Records from a dataset:
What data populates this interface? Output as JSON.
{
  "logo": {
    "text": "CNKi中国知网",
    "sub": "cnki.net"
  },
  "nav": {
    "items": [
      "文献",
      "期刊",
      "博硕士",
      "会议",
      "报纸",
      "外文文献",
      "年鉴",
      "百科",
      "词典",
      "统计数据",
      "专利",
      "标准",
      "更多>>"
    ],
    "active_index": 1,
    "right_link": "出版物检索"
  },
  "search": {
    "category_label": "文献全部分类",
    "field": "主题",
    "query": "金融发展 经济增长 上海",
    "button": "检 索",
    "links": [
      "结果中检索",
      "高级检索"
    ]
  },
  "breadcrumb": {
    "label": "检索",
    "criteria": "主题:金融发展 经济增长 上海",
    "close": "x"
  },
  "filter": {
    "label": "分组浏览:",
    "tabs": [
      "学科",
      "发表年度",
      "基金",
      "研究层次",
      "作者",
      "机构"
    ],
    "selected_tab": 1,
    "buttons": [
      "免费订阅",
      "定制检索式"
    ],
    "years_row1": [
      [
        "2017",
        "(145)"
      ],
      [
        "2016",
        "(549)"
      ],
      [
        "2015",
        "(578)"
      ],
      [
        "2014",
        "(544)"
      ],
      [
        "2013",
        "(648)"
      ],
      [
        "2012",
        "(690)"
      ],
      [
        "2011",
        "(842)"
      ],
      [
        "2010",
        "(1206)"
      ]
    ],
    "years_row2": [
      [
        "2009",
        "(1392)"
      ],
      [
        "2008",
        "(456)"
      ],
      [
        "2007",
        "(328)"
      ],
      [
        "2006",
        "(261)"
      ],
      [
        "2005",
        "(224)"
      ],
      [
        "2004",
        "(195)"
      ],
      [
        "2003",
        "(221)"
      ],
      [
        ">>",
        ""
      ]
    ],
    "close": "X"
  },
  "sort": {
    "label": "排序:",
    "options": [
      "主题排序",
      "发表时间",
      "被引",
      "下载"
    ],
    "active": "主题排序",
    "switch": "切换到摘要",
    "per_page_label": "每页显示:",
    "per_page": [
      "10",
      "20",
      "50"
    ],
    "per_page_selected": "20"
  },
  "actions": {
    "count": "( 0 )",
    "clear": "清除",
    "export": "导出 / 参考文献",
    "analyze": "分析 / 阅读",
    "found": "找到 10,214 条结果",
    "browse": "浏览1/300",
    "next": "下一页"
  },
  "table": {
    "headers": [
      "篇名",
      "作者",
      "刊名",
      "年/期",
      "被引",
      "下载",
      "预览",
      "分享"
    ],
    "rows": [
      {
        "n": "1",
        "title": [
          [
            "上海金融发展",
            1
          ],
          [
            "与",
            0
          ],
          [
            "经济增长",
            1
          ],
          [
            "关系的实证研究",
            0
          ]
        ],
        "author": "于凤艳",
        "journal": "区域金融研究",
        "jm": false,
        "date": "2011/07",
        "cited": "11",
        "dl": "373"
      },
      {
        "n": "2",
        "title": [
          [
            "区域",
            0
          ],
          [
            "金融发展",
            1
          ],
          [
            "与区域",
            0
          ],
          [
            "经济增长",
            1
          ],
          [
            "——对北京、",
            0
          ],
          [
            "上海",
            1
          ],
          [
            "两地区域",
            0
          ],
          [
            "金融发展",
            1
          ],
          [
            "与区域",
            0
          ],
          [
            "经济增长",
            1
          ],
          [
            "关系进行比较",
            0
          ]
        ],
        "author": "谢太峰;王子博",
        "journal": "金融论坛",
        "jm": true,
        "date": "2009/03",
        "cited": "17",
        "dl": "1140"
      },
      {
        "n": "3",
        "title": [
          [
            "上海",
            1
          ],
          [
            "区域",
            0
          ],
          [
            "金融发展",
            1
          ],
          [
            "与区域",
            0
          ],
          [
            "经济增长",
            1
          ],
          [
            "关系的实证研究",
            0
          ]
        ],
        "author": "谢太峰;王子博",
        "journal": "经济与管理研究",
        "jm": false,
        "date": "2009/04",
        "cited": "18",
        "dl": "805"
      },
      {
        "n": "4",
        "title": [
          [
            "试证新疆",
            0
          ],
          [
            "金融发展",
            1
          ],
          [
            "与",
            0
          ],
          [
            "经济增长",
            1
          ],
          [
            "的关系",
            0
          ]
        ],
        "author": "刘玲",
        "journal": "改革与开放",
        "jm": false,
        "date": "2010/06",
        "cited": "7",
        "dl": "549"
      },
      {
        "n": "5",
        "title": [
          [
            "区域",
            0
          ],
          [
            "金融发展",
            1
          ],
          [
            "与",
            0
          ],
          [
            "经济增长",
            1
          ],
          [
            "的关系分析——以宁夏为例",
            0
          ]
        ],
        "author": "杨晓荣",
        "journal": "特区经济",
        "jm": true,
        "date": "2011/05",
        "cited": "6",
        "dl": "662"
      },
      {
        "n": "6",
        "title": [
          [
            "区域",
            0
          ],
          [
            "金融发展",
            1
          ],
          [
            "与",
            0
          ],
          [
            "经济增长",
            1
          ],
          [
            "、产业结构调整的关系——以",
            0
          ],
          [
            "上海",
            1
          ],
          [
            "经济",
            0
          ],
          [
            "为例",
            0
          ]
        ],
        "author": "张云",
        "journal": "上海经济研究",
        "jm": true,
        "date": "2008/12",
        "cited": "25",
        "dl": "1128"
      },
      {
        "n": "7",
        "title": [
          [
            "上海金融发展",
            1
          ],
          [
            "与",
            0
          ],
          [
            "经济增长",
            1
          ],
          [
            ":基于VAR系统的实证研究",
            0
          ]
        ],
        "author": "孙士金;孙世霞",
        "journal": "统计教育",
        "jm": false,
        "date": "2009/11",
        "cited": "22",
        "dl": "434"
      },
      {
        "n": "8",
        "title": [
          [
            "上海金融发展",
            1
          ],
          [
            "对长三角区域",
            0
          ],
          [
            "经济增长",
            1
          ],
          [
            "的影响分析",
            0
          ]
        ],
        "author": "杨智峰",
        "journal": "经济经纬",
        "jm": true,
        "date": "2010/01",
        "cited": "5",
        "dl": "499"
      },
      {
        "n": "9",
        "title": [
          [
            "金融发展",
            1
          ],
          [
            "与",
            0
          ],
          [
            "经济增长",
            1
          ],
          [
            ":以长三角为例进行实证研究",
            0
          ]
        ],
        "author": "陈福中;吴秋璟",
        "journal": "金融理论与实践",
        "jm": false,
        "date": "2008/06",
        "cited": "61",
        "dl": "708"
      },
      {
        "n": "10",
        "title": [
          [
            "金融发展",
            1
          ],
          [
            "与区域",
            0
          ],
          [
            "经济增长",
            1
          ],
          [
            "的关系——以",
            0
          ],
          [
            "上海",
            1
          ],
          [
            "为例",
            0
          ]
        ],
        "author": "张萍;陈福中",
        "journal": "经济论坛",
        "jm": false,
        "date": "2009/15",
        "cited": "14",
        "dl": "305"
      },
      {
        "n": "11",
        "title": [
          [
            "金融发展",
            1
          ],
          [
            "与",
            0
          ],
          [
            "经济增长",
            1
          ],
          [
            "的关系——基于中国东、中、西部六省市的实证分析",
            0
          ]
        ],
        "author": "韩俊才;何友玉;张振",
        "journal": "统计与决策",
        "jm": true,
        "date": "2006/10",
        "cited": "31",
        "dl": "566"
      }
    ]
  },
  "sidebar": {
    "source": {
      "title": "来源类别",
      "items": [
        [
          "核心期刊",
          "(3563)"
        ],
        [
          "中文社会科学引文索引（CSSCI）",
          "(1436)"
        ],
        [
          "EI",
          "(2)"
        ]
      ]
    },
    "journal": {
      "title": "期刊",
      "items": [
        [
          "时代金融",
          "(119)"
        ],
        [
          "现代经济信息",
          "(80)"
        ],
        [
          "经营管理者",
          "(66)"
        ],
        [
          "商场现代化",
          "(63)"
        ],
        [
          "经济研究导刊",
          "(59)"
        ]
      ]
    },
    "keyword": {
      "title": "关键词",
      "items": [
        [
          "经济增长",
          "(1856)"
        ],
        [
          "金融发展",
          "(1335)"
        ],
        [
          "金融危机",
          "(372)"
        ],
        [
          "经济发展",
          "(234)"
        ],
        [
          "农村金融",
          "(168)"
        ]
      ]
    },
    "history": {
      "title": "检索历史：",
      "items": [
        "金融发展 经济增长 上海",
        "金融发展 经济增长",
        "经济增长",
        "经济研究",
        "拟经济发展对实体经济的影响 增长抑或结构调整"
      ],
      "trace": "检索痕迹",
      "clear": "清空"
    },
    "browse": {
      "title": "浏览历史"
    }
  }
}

### Exercise directions
Going through the lines above one by one, tally those with the word "author" and give only the total.

### Finished task
11